* [WHAT YOU HAVE TO DO]
All of the data that follows should be retyped exactly, please, except the pictures.

* [TASK MATERIAL]

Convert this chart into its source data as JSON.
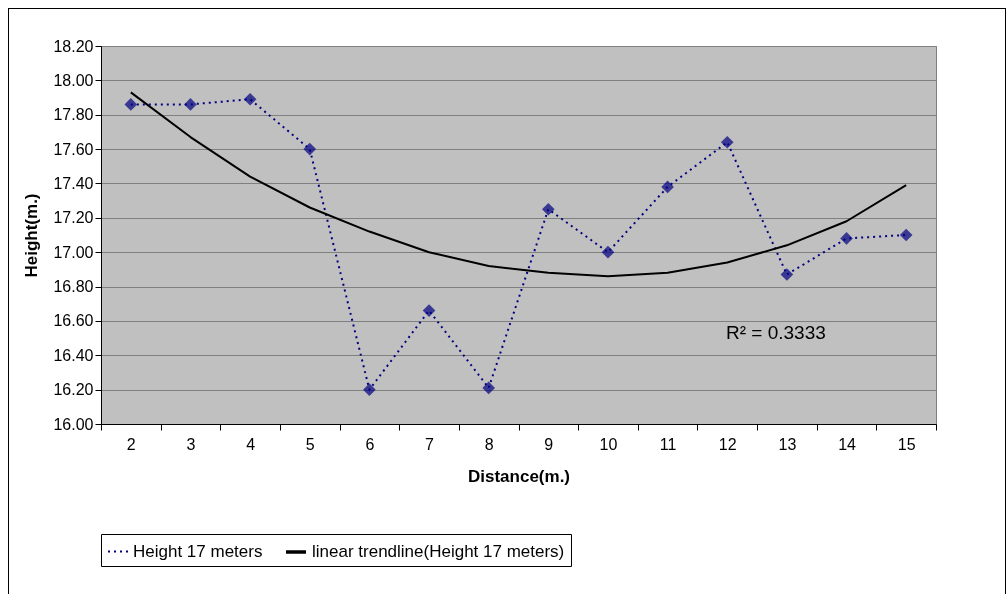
{
  "chart_data": {
    "type": "line",
    "xlabel": "Distance(m.)",
    "ylabel": "Height(m.)",
    "categories": [
      "2",
      "3",
      "4",
      "5",
      "6",
      "7",
      "8",
      "9",
      "10",
      "11",
      "12",
      "13",
      "14",
      "15"
    ],
    "series": [
      {
        "name": "Height 17 meters",
        "color": "#000080",
        "marker": "diamond",
        "line_style": "dotted",
        "values": [
          17.86,
          17.86,
          17.89,
          17.6,
          16.2,
          16.66,
          16.21,
          17.25,
          17.0,
          17.38,
          17.64,
          16.87,
          17.08,
          17.1
        ]
      },
      {
        "name": "linear trendline(Height 17 meters)",
        "color": "#000000",
        "marker": "none",
        "line_style": "solid",
        "values": [
          17.93,
          17.67,
          17.44,
          17.26,
          17.12,
          17.0,
          16.92,
          16.88,
          16.86,
          16.88,
          16.94,
          17.04,
          17.18,
          17.39
        ]
      }
    ],
    "ylim": [
      16.0,
      18.2
    ],
    "yticks": [
      {
        "value": 16.0,
        "label": "16.00"
      },
      {
        "value": 16.2,
        "label": "16.20"
      },
      {
        "value": 16.4,
        "label": "16.40"
      },
      {
        "value": 16.6,
        "label": "16.60"
      },
      {
        "value": 16.8,
        "label": "16.80"
      },
      {
        "value": 17.0,
        "label": "17.00"
      },
      {
        "value": 17.2,
        "label": "17.20"
      },
      {
        "value": 17.4,
        "label": "17.40"
      },
      {
        "value": 17.6,
        "label": "17.60"
      },
      {
        "value": 17.8,
        "label": "17.80"
      },
      {
        "value": 18.0,
        "label": "18.00"
      },
      {
        "value": 18.2,
        "label": "18.20"
      }
    ],
    "grid": "y",
    "legend": "bottom",
    "annotations": [
      "R² = 0.3333"
    ]
  }
}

* [OUTPUT OF THE EXERCISE]
Convert this chart into its source data as JSON.
{
  "chart_data": {
    "type": "line",
    "xlabel": "Distance(m.)",
    "ylabel": "Height(m.)",
    "categories": [
      "2",
      "3",
      "4",
      "5",
      "6",
      "7",
      "8",
      "9",
      "10",
      "11",
      "12",
      "13",
      "14",
      "15"
    ],
    "series": [
      {
        "name": "Height 17 meters",
        "color": "#000080",
        "marker": "diamond",
        "line_style": "dotted",
        "values": [
          17.86,
          17.86,
          17.89,
          17.6,
          16.2,
          16.66,
          16.21,
          17.25,
          17.0,
          17.38,
          17.64,
          16.87,
          17.08,
          17.1
        ]
      },
      {
        "name": "linear trendline(Height 17 meters)",
        "color": "#000000",
        "marker": "none",
        "line_style": "solid",
        "values": [
          17.93,
          17.67,
          17.44,
          17.26,
          17.12,
          17.0,
          16.92,
          16.88,
          16.86,
          16.88,
          16.94,
          17.04,
          17.18,
          17.39
        ]
      }
    ],
    "ylim": [
      16.0,
      18.2
    ],
    "yticks": [
      {
        "value": 16.0,
        "label": "16.00"
      },
      {
        "value": 16.2,
        "label": "16.20"
      },
      {
        "value": 16.4,
        "label": "16.40"
      },
      {
        "value": 16.6,
        "label": "16.60"
      },
      {
        "value": 16.8,
        "label": "16.80"
      },
      {
        "value": 17.0,
        "label": "17.00"
      },
      {
        "value": 17.2,
        "label": "17.20"
      },
      {
        "value": 17.4,
        "label": "17.40"
      },
      {
        "value": 17.6,
        "label": "17.60"
      },
      {
        "value": 17.8,
        "label": "17.80"
      },
      {
        "value": 18.0,
        "label": "18.00"
      },
      {
        "value": 18.2,
        "label": "18.20"
      }
    ],
    "grid": "y",
    "legend": "bottom",
    "annotations": [
      "R² = 0.3333"
    ]
  }
}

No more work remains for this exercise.